Answer with the number of lines in the listing below that contain the word "icon", and nothing else.

— begin Supplied material —

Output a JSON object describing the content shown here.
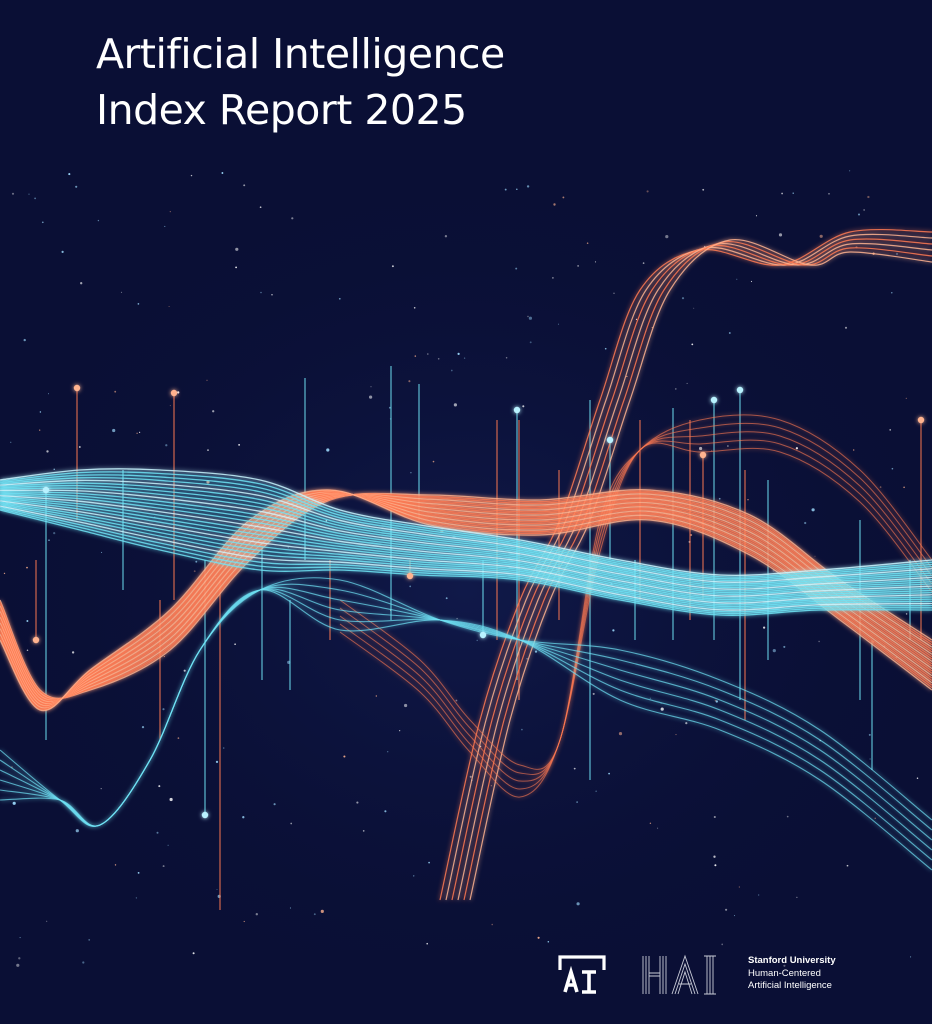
{
  "cover": {
    "title_line1": "Artificial Intelligence",
    "title_line2": "Index Report 2025",
    "background_color": "#0a0f35",
    "wave_colors": {
      "cyan": "#6fe3f5",
      "orange": "#ff7a52",
      "peach": "#ffb38f"
    }
  },
  "logos": {
    "ai_index_icon": "ai-index-logo-icon",
    "hai_wordmark": "hai-wordmark-icon",
    "university": "Stanford University",
    "line2": "Human-Centered",
    "line3": "Artificial Intelligence"
  }
}
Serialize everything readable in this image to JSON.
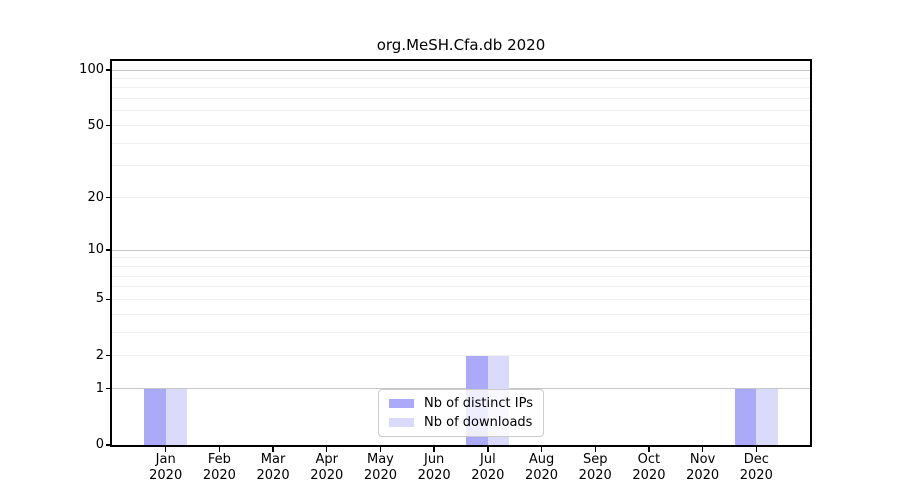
{
  "chart_data": {
    "type": "bar",
    "title": "org.MeSH.Cfa.db 2020",
    "categories": [
      {
        "month": "Jan",
        "year": "2020"
      },
      {
        "month": "Feb",
        "year": "2020"
      },
      {
        "month": "Mar",
        "year": "2020"
      },
      {
        "month": "Apr",
        "year": "2020"
      },
      {
        "month": "May",
        "year": "2020"
      },
      {
        "month": "Jun",
        "year": "2020"
      },
      {
        "month": "Jul",
        "year": "2020"
      },
      {
        "month": "Aug",
        "year": "2020"
      },
      {
        "month": "Sep",
        "year": "2020"
      },
      {
        "month": "Oct",
        "year": "2020"
      },
      {
        "month": "Nov",
        "year": "2020"
      },
      {
        "month": "Dec",
        "year": "2020"
      }
    ],
    "series": [
      {
        "name": "Nb of distinct IPs",
        "color": "#aaaaf8",
        "values": [
          1,
          0,
          0,
          0,
          0,
          0,
          2,
          0,
          0,
          0,
          0,
          1
        ]
      },
      {
        "name": "Nb of downloads",
        "color": "#dadafa",
        "values": [
          1,
          0,
          0,
          0,
          0,
          0,
          2,
          0,
          0,
          0,
          0,
          1
        ]
      }
    ],
    "scale": "log1p",
    "ylim": [
      0,
      100
    ],
    "xlabel": "",
    "ylabel": "",
    "y_tick_values": [
      0,
      1,
      2,
      5,
      10,
      20,
      50,
      100
    ],
    "y_major_gridlines": [
      1,
      10,
      100
    ],
    "y_minor_gridlines": [
      2,
      3,
      4,
      5,
      6,
      7,
      8,
      9,
      20,
      30,
      40,
      50,
      60,
      70,
      80,
      90
    ],
    "grid": true,
    "legend_position": "lower center"
  },
  "colors": {
    "bar_distinct_ips": "#aaaaf8",
    "bar_downloads": "#dadafa",
    "major_grid": "#c6c6c6",
    "minor_grid": "#efefef",
    "axis": "#000000",
    "text": "#000000",
    "legend_border": "#cccccc",
    "background": "#ffffff"
  }
}
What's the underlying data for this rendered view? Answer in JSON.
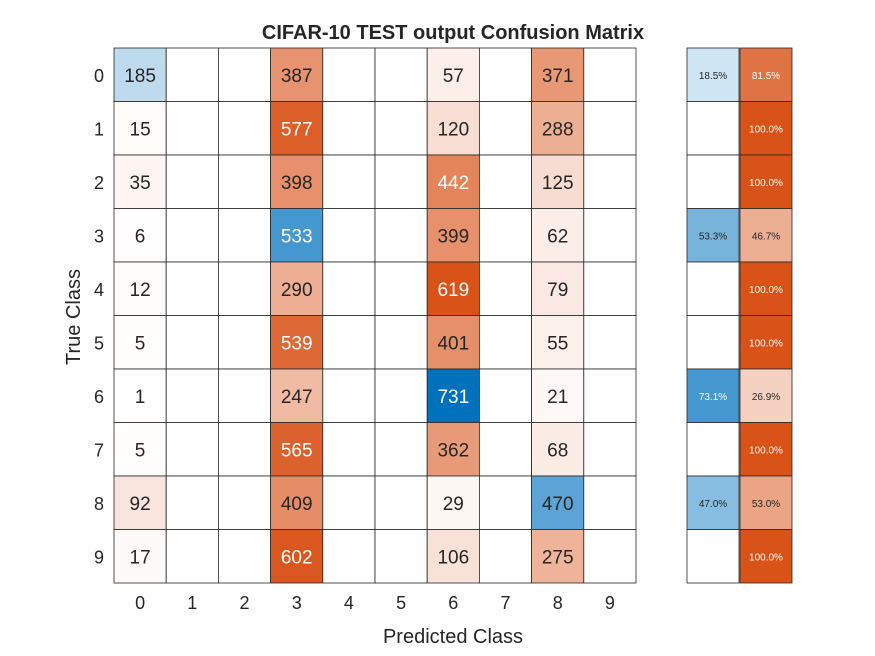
{
  "chart_data": {
    "type": "heatmap",
    "title": "CIFAR-10 TEST output Confusion Matrix",
    "xlabel": "Predicted Class",
    "ylabel": "True Class",
    "classes": [
      "0",
      "1",
      "2",
      "3",
      "4",
      "5",
      "6",
      "7",
      "8",
      "9"
    ],
    "matrix": [
      [
        185,
        0,
        0,
        387,
        0,
        0,
        57,
        0,
        371,
        0
      ],
      [
        15,
        0,
        0,
        577,
        0,
        0,
        120,
        0,
        288,
        0
      ],
      [
        35,
        0,
        0,
        398,
        0,
        0,
        442,
        0,
        125,
        0
      ],
      [
        6,
        0,
        0,
        533,
        0,
        0,
        399,
        0,
        62,
        0
      ],
      [
        12,
        0,
        0,
        290,
        0,
        0,
        619,
        0,
        79,
        0
      ],
      [
        5,
        0,
        0,
        539,
        0,
        0,
        401,
        0,
        55,
        0
      ],
      [
        1,
        0,
        0,
        247,
        0,
        0,
        731,
        0,
        21,
        0
      ],
      [
        5,
        0,
        0,
        565,
        0,
        0,
        362,
        0,
        68,
        0
      ],
      [
        92,
        0,
        0,
        409,
        0,
        0,
        29,
        0,
        470,
        0
      ],
      [
        17,
        0,
        0,
        602,
        0,
        0,
        106,
        0,
        275,
        0
      ]
    ],
    "row_summary": {
      "correct": [
        "18.5%",
        "",
        "",
        "53.3%",
        "",
        "",
        "73.1%",
        "",
        "47.0%",
        ""
      ],
      "incorrect": [
        "81.5%",
        "100.0%",
        "100.0%",
        "46.7%",
        "100.0%",
        "100.0%",
        "26.9%",
        "100.0%",
        "53.0%",
        "100.0%"
      ]
    },
    "colors": {
      "diagonal": "#0072bd",
      "off_diagonal": "#d95319",
      "background": "#ffffff"
    }
  }
}
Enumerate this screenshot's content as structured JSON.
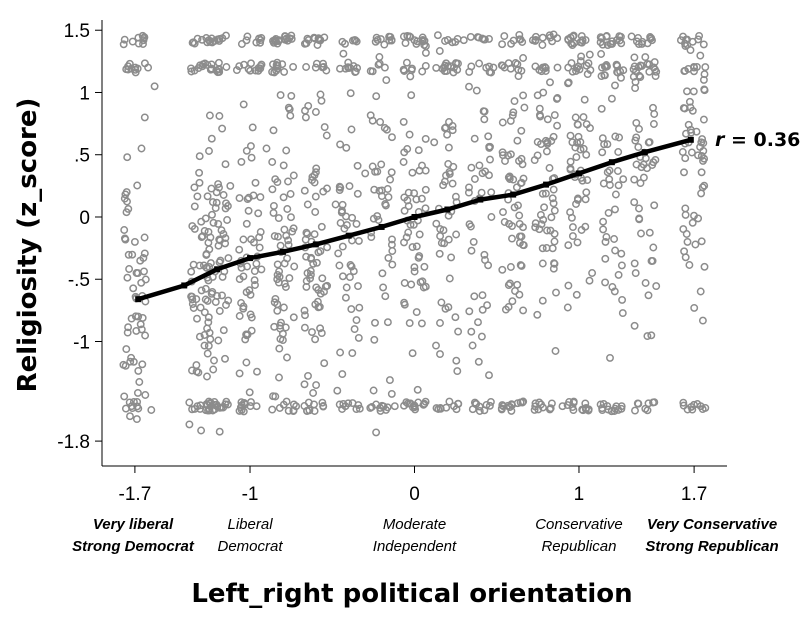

— end Supplied material —

* Complete output: 2